** Start **

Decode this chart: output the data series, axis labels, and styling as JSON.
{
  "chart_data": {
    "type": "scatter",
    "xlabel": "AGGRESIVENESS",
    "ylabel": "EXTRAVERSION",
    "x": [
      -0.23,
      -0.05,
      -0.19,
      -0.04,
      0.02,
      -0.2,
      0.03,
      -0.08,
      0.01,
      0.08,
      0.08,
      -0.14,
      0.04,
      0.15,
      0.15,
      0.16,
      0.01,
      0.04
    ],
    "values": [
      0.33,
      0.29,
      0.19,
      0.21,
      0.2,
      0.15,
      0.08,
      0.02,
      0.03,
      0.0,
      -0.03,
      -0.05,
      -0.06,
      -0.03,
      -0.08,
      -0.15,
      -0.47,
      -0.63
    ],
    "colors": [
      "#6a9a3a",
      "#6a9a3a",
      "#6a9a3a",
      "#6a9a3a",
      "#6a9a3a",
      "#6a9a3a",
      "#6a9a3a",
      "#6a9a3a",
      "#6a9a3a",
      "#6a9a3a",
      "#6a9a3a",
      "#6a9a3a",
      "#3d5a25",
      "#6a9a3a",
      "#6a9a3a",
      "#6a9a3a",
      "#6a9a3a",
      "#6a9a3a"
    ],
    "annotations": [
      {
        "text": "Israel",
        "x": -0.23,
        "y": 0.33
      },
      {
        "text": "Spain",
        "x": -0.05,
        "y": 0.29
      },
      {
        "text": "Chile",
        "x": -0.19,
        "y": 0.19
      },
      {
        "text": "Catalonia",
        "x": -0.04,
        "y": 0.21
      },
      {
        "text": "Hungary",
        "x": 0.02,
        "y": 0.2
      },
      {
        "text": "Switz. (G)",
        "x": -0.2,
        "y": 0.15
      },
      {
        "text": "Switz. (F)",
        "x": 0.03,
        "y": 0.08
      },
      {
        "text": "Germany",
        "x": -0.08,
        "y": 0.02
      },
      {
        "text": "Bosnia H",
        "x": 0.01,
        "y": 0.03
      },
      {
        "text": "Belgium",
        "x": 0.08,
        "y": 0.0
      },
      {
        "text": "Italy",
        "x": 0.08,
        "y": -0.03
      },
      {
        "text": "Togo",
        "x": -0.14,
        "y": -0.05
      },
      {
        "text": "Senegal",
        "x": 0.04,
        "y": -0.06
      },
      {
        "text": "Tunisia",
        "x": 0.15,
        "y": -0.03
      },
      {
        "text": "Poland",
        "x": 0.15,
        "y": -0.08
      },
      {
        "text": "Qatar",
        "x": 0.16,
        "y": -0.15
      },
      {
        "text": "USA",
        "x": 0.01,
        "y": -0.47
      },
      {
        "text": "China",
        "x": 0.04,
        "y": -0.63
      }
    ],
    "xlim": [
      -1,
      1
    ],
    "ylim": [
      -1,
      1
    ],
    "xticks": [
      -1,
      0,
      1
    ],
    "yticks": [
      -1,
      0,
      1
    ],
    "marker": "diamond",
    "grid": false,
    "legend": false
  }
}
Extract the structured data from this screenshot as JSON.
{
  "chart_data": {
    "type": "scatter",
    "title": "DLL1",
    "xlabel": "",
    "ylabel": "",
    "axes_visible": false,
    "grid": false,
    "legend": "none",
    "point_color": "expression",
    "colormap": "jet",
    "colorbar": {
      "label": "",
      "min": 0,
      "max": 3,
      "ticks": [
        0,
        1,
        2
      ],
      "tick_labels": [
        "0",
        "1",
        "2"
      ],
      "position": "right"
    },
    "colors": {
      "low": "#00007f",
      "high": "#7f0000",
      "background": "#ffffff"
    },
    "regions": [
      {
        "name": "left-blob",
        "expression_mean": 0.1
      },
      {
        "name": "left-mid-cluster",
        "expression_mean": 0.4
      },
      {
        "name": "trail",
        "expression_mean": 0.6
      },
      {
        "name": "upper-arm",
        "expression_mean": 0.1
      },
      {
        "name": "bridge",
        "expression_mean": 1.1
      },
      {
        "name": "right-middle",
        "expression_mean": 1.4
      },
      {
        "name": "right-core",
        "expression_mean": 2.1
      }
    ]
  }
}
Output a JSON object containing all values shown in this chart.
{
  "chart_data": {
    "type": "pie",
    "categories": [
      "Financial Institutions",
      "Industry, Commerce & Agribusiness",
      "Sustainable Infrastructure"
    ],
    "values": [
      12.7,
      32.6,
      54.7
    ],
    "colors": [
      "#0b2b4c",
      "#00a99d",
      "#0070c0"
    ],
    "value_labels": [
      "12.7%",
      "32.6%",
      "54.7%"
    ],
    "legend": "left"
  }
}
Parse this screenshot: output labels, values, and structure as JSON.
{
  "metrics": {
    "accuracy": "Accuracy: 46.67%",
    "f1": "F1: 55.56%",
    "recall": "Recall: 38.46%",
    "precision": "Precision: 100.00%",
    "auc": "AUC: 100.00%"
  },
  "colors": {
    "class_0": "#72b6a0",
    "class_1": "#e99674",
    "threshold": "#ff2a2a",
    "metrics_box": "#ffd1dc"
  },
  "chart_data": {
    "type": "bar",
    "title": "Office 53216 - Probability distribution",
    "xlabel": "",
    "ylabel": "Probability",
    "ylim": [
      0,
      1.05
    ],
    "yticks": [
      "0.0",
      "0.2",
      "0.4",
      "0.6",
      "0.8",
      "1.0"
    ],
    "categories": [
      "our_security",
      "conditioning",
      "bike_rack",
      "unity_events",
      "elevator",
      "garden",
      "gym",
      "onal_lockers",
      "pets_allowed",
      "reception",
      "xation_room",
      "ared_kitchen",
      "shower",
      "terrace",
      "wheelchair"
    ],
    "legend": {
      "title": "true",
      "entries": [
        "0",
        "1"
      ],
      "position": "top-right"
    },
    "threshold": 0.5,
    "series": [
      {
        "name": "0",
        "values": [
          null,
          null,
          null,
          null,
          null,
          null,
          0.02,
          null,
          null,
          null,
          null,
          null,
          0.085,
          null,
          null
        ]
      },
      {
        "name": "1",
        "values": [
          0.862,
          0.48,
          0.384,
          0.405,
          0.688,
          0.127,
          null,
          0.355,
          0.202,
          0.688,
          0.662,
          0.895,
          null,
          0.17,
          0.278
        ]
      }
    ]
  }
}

** End **

Please reproduce each line exactly as written.

The output:
Decode this chart: output the data series, axis labels, and styling as JSON.
{
  "chart_data": {
    "type": "scatter",
    "xlabel": "AGGRESIVENESS",
    "ylabel": "EXTRAVERSION",
    "x": [
      -0.23,
      -0.05,
      -0.19,
      -0.04,
      0.02,
      -0.2,
      0.03,
      -0.08,
      0.01,
      0.08,
      0.08,
      -0.14,
      0.04,
      0.15,
      0.15,
      0.16,
      0.01,
      0.04
    ],
    "values": [
      0.33,
      0.29,
      0.19,
      0.21,
      0.2,
      0.15,
      0.08,
      0.02,
      0.03,
      0.0,
      -0.03,
      -0.05,
      -0.06,
      -0.03,
      -0.08,
      -0.15,
      -0.47,
      -0.63
    ],
    "colors": [
      "#6a9a3a",
      "#6a9a3a",
      "#6a9a3a",
      "#6a9a3a",
      "#6a9a3a",
      "#6a9a3a",
      "#6a9a3a",
      "#6a9a3a",
      "#6a9a3a",
      "#6a9a3a",
      "#6a9a3a",
      "#6a9a3a",
      "#3d5a25",
      "#6a9a3a",
      "#6a9a3a",
      "#6a9a3a",
      "#6a9a3a",
      "#6a9a3a"
    ],
    "annotations": [
      {
        "text": "Israel",
        "x": -0.23,
        "y": 0.33
      },
      {
        "text": "Spain",
        "x": -0.05,
        "y": 0.29
      },
      {
        "text": "Chile",
        "x": -0.19,
        "y": 0.19
      },
      {
        "text": "Catalonia",
        "x": -0.04,
        "y": 0.21
      },
      {
        "text": "Hungary",
        "x": 0.02,
        "y": 0.2
      },
      {
        "text": "Switz. (G)",
        "x": -0.2,
        "y": 0.15
      },
      {
        "text": "Switz. (F)",
        "x": 0.03,
        "y": 0.08
      },
      {
        "text": "Germany",
        "x": -0.08,
        "y": 0.02
      },
      {
        "text": "Bosnia H",
        "x": 0.01,
        "y": 0.03
      },
      {
        "text": "Belgium",
        "x": 0.08,
        "y": 0.0
      },
      {
        "text": "Italy",
        "x": 0.08,
        "y": -0.03
      },
      {
        "text": "Togo",
        "x": -0.14,
        "y": -0.05
      },
      {
        "text": "Senegal",
        "x": 0.04,
        "y": -0.06
      },
      {
        "text": "Tunisia",
        "x": 0.15,
        "y": -0.03
      },
      {
        "text": "Poland",
        "x": 0.15,
        "y": -0.08
      },
      {
        "text": "Qatar",
        "x": 0.16,
        "y": -0.15
      },
      {
        "text": "USA",
        "x": 0.01,
        "y": -0.47
      },
      {
        "text": "China",
        "x": 0.04,
        "y": -0.63
      }
    ],
    "xlim": [
      -1,
      1
    ],
    "ylim": [
      -1,
      1
    ],
    "xticks": [
      -1,
      0,
      1
    ],
    "yticks": [
      -1,
      0,
      1
    ],
    "marker": "diamond",
    "grid": false,
    "legend": false
  }
}
Extract the structured data from this screenshot as JSON.
{
  "chart_data": {
    "type": "scatter",
    "title": "DLL1",
    "xlabel": "",
    "ylabel": "",
    "axes_visible": false,
    "grid": false,
    "legend": "none",
    "point_color": "expression",
    "colormap": "jet",
    "colorbar": {
      "label": "",
      "min": 0,
      "max": 3,
      "ticks": [
        0,
        1,
        2
      ],
      "tick_labels": [
        "0",
        "1",
        "2"
      ],
      "position": "right"
    },
    "colors": {
      "low": "#00007f",
      "high": "#7f0000",
      "background": "#ffffff"
    },
    "regions": [
      {
        "name": "left-blob",
        "expression_mean": 0.1
      },
      {
        "name": "left-mid-cluster",
        "expression_mean": 0.4
      },
      {
        "name": "trail",
        "expression_mean": 0.6
      },
      {
        "name": "upper-arm",
        "expression_mean": 0.1
      },
      {
        "name": "bridge",
        "expression_mean": 1.1
      },
      {
        "name": "right-middle",
        "expression_mean": 1.4
      },
      {
        "name": "right-core",
        "expression_mean": 2.1
      }
    ]
  }
}
Output a JSON object containing all values shown in this chart.
{
  "chart_data": {
    "type": "pie",
    "categories": [
      "Financial Institutions",
      "Industry, Commerce & Agribusiness",
      "Sustainable Infrastructure"
    ],
    "values": [
      12.7,
      32.6,
      54.7
    ],
    "colors": [
      "#0b2b4c",
      "#00a99d",
      "#0070c0"
    ],
    "value_labels": [
      "12.7%",
      "32.6%",
      "54.7%"
    ],
    "legend": "left"
  }
}
Parse this screenshot: output labels, values, and structure as JSON.
{
  "metrics": {
    "accuracy": "Accuracy: 46.67%",
    "f1": "F1: 55.56%",
    "recall": "Recall: 38.46%",
    "precision": "Precision: 100.00%",
    "auc": "AUC: 100.00%"
  },
  "colors": {
    "class_0": "#72b6a0",
    "class_1": "#e99674",
    "threshold": "#ff2a2a",
    "metrics_box": "#ffd1dc"
  },
  "chart_data": {
    "type": "bar",
    "title": "Office 53216 - Probability distribution",
    "xlabel": "",
    "ylabel": "Probability",
    "ylim": [
      0,
      1.05
    ],
    "yticks": [
      "0.0",
      "0.2",
      "0.4",
      "0.6",
      "0.8",
      "1.0"
    ],
    "categories": [
      "our_security",
      "conditioning",
      "bike_rack",
      "unity_events",
      "elevator",
      "garden",
      "gym",
      "onal_lockers",
      "pets_allowed",
      "reception",
      "xation_room",
      "ared_kitchen",
      "shower",
      "terrace",
      "wheelchair"
    ],
    "legend": {
      "title": "true",
      "entries": [
        "0",
        "1"
      ],
      "position": "top-right"
    },
    "threshold": 0.5,
    "series": [
      {
        "name": "0",
        "values": [
          null,
          null,
          null,
          null,
          null,
          null,
          0.02,
          null,
          null,
          null,
          null,
          null,
          0.085,
          null,
          null
        ]
      },
      {
        "name": "1",
        "values": [
          0.862,
          0.48,
          0.384,
          0.405,
          0.688,
          0.127,
          null,
          0.355,
          0.202,
          0.688,
          0.662,
          0.895,
          null,
          0.17,
          0.278
        ]
      }
    ]
  }
}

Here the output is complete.